[Chart and figure data]
####################
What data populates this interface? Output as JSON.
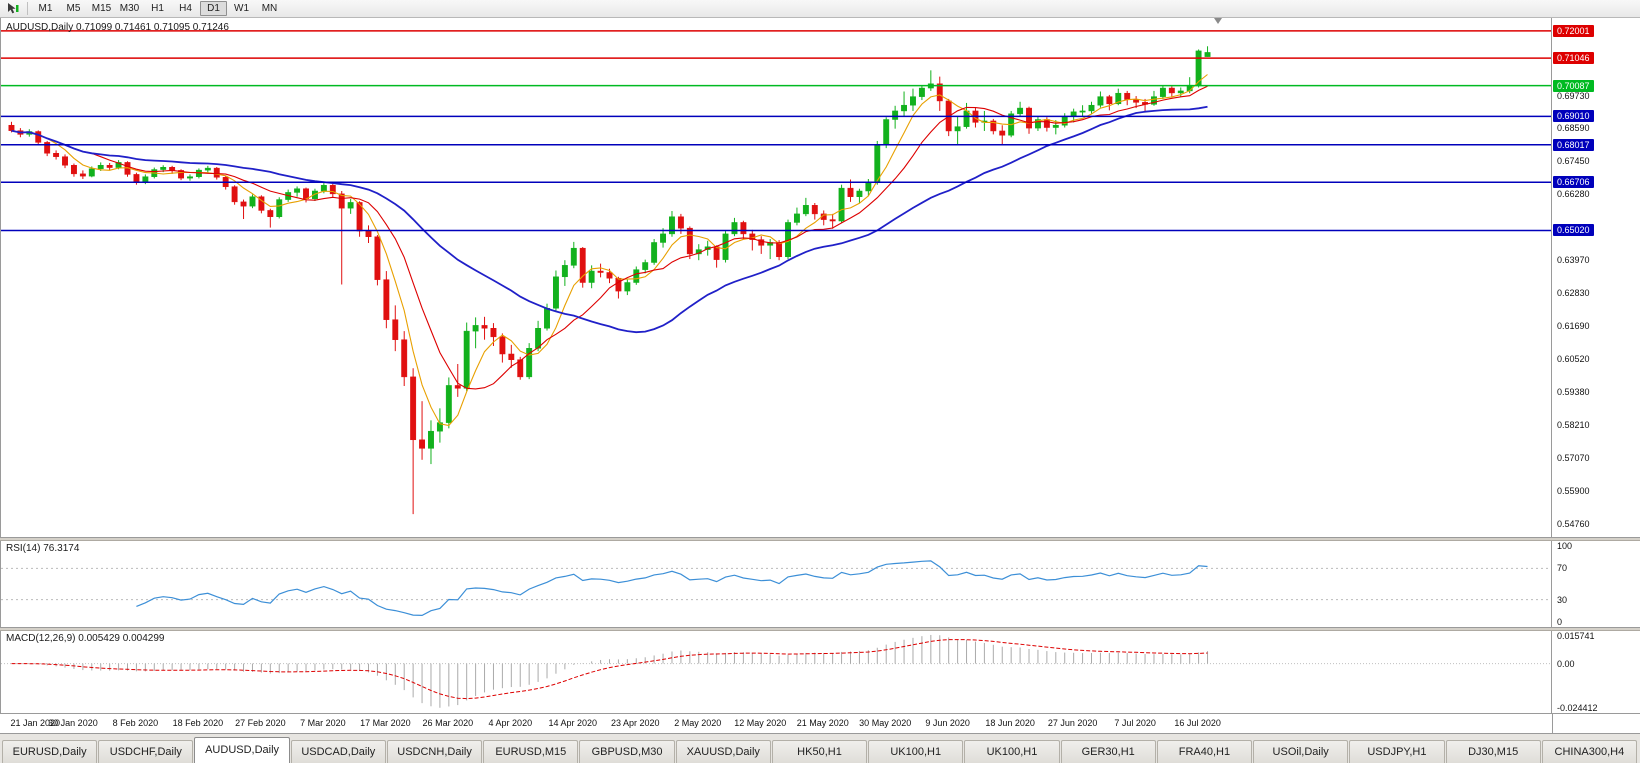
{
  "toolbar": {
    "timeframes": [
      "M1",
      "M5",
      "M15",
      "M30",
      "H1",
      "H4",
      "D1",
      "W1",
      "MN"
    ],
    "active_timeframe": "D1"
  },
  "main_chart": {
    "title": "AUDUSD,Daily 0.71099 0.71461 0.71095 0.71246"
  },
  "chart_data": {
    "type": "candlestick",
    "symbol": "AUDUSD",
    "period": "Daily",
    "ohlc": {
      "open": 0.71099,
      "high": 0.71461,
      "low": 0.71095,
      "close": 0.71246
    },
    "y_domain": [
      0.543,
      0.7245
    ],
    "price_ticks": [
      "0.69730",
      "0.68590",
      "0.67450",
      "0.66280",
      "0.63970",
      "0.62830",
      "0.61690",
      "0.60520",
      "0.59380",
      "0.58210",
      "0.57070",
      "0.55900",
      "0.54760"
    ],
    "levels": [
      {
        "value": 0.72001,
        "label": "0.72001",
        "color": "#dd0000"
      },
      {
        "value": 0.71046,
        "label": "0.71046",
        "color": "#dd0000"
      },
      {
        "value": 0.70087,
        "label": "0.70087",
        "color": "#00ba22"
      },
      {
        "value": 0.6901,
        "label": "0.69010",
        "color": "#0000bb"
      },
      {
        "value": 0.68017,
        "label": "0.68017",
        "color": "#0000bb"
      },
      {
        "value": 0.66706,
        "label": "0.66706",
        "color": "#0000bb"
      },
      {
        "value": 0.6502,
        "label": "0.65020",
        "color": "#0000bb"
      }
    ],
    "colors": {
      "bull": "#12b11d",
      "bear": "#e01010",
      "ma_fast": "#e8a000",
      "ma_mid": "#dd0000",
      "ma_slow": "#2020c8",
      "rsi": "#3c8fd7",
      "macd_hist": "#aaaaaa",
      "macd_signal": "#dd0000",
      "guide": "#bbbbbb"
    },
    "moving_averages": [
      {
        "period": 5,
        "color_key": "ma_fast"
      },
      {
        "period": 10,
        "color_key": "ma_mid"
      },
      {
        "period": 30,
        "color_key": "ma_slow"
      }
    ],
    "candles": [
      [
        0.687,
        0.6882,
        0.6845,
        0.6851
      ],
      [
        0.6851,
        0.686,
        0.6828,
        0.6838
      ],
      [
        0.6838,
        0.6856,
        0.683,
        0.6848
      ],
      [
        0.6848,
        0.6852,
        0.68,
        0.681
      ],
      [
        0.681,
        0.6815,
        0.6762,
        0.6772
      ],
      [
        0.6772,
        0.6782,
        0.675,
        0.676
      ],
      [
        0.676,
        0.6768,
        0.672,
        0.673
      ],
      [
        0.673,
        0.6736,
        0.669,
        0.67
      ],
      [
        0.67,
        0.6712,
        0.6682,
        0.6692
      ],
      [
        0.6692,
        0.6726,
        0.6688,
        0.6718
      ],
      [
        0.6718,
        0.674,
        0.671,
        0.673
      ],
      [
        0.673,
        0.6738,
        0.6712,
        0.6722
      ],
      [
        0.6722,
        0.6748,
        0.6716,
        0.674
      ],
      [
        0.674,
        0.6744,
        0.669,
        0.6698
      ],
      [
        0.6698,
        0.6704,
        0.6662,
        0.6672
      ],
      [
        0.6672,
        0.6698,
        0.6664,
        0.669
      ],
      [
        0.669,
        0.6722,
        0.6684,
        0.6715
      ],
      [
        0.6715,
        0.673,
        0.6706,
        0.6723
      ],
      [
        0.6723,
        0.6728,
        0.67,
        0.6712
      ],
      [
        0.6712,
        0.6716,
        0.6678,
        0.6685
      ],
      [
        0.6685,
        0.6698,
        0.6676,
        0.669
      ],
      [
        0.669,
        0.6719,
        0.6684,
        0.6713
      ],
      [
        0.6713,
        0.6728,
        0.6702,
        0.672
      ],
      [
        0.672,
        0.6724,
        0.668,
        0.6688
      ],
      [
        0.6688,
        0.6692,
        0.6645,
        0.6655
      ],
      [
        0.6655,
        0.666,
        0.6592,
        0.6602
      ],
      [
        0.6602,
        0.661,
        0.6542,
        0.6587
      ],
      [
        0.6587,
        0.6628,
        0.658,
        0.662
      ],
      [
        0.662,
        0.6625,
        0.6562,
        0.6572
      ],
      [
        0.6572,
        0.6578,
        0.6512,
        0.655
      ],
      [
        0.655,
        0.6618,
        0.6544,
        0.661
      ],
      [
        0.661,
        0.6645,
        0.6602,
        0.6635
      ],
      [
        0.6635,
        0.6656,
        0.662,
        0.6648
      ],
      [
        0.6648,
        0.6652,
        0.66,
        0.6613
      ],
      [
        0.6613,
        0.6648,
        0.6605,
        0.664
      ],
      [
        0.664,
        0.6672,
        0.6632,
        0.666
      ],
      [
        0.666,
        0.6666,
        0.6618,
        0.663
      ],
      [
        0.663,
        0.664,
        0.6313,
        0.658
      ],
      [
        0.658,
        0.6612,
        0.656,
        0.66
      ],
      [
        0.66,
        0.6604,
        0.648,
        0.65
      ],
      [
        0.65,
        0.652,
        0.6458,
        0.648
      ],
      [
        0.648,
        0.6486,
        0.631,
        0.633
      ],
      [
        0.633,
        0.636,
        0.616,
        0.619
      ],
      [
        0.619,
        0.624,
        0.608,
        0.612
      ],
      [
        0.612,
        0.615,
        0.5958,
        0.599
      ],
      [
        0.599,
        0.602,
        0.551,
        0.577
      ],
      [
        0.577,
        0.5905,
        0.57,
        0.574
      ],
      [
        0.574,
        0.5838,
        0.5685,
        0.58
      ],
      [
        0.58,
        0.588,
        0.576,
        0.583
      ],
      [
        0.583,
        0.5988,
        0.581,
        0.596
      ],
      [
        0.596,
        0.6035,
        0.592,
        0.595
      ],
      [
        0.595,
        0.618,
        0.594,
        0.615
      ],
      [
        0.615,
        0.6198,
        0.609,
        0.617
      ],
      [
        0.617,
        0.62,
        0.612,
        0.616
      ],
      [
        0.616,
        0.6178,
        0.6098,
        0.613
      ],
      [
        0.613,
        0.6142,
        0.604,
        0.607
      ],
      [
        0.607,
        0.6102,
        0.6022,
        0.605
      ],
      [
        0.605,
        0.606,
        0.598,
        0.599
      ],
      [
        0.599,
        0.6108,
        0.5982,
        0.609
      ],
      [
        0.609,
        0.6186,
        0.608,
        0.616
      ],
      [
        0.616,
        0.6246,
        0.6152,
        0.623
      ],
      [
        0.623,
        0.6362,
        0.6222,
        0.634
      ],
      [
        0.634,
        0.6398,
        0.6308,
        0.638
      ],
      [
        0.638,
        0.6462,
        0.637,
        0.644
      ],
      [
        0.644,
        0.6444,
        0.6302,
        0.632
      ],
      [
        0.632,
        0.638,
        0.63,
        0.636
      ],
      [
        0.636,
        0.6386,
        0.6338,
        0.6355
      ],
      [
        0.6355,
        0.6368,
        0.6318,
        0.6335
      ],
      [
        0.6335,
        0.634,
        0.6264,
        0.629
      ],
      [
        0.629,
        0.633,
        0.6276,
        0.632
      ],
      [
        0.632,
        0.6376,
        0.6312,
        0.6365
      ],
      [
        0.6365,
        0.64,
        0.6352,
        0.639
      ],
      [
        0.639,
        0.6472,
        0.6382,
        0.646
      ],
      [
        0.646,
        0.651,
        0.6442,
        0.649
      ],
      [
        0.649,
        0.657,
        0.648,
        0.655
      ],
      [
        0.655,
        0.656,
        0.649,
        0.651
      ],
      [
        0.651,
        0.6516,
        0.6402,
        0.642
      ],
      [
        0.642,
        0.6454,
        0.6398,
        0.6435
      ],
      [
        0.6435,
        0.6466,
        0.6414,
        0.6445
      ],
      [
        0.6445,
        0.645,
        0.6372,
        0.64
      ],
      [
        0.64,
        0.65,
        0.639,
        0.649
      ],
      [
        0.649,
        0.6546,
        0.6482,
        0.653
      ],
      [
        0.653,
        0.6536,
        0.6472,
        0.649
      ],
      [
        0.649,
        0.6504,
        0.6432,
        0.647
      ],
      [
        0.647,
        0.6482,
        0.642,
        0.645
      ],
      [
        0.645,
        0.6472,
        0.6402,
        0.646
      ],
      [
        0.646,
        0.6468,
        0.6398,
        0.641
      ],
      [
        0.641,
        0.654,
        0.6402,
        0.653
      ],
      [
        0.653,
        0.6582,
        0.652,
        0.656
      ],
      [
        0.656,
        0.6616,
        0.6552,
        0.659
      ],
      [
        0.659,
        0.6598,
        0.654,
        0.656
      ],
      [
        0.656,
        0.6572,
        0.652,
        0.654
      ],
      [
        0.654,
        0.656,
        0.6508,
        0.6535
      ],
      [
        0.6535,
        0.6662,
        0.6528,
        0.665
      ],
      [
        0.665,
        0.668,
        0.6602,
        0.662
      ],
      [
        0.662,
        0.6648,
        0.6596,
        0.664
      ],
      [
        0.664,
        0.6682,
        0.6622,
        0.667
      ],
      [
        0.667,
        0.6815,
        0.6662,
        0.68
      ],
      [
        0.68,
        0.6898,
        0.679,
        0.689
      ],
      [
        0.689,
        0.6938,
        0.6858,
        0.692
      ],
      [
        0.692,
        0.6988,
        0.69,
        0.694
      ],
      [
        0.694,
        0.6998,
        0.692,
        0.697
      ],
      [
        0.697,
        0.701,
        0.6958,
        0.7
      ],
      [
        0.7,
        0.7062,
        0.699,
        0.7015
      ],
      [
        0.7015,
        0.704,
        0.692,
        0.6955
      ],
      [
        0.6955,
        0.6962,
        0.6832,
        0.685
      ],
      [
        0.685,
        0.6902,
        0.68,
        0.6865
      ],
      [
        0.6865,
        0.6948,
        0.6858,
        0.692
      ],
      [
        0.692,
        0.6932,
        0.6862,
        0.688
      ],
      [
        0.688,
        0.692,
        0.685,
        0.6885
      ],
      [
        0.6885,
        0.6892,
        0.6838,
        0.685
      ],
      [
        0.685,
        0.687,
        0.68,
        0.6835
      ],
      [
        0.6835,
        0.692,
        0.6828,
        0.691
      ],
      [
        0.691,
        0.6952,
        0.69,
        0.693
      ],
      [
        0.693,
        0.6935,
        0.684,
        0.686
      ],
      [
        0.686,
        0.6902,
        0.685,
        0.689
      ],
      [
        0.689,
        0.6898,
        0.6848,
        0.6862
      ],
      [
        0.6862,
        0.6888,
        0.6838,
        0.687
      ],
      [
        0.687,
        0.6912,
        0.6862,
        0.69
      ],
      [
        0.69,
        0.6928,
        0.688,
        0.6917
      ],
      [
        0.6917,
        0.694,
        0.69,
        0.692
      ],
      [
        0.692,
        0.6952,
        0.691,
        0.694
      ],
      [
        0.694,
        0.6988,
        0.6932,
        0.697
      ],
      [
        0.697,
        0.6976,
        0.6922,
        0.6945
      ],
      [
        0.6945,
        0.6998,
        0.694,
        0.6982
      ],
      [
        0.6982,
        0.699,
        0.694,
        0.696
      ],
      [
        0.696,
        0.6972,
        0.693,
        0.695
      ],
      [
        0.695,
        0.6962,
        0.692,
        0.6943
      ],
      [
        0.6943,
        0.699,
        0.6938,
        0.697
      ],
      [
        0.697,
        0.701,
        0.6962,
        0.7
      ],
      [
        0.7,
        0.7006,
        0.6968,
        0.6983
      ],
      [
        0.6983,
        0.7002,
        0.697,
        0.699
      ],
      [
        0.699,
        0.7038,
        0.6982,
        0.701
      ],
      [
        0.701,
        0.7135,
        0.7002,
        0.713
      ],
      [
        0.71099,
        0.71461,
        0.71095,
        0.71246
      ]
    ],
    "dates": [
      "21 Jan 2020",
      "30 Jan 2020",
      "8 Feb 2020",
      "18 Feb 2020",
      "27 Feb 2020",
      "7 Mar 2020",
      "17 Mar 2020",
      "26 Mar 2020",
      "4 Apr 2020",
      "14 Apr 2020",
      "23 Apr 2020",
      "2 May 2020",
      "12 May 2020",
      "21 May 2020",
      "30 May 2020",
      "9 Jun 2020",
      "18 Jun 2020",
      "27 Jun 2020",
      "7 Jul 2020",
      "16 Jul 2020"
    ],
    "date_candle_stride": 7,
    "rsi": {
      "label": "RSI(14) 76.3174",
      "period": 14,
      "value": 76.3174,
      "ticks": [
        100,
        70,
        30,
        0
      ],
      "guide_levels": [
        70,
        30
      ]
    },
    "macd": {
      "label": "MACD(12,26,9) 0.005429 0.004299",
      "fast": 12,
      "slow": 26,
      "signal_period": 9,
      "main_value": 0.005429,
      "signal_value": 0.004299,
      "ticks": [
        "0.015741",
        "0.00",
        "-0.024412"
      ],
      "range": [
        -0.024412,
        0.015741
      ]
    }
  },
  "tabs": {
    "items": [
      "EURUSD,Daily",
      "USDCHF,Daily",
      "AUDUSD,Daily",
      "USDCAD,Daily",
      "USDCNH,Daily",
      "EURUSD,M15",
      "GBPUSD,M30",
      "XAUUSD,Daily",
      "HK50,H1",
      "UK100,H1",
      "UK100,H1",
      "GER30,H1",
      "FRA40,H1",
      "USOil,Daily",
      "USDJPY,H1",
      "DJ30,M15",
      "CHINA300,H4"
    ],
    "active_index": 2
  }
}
####################
**WHAT YOU HAVE TO DO:** Return each line in the records that holds the string "label".

**WRITTEN SOLUTION:**
        "label": "0.72001",
        "label": "0.71046",
        "label": "0.70087",
        "label": "0.69010",
        "label": "0.68017",
        "label": "0.66706",
        "label": "0.65020",
      "label": "RSI(14) 76.3174",
      "label": "MACD(12,26,9) 0.005429 0.004299",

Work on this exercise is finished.